[Stored data entries]
.....

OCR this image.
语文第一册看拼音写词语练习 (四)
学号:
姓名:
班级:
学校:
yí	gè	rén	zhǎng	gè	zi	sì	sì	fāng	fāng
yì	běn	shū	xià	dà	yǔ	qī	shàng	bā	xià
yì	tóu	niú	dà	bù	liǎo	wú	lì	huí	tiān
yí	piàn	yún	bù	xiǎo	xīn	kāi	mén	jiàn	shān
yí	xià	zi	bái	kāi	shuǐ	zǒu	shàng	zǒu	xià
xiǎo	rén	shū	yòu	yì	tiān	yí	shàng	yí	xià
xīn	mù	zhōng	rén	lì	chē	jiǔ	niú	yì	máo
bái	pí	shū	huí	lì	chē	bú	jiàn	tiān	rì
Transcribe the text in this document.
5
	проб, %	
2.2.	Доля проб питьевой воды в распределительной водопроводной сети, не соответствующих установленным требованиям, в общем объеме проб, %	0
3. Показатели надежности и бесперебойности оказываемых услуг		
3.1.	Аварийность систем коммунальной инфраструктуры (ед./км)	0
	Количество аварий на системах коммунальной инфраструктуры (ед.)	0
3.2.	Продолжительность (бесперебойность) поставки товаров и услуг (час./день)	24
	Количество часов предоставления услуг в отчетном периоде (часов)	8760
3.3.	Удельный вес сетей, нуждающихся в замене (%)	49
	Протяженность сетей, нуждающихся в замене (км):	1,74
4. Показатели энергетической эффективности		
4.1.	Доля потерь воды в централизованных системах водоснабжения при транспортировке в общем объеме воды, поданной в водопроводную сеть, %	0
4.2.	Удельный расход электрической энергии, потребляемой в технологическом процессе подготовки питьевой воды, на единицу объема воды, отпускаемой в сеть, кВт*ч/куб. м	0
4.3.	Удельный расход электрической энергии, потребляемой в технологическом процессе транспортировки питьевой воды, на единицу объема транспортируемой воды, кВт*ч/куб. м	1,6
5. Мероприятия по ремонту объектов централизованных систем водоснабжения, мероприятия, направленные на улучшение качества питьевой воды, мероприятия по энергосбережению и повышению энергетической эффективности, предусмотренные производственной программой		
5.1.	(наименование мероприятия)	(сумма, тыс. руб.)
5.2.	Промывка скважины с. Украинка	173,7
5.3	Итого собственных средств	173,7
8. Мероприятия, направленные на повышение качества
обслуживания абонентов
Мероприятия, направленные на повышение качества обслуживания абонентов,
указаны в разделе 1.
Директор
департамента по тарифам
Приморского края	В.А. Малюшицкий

.....

= What you should do =
Count the lines of the listing above that include the word "обслуживания" and state the total with nothing else.

= Solution to this exercise =
2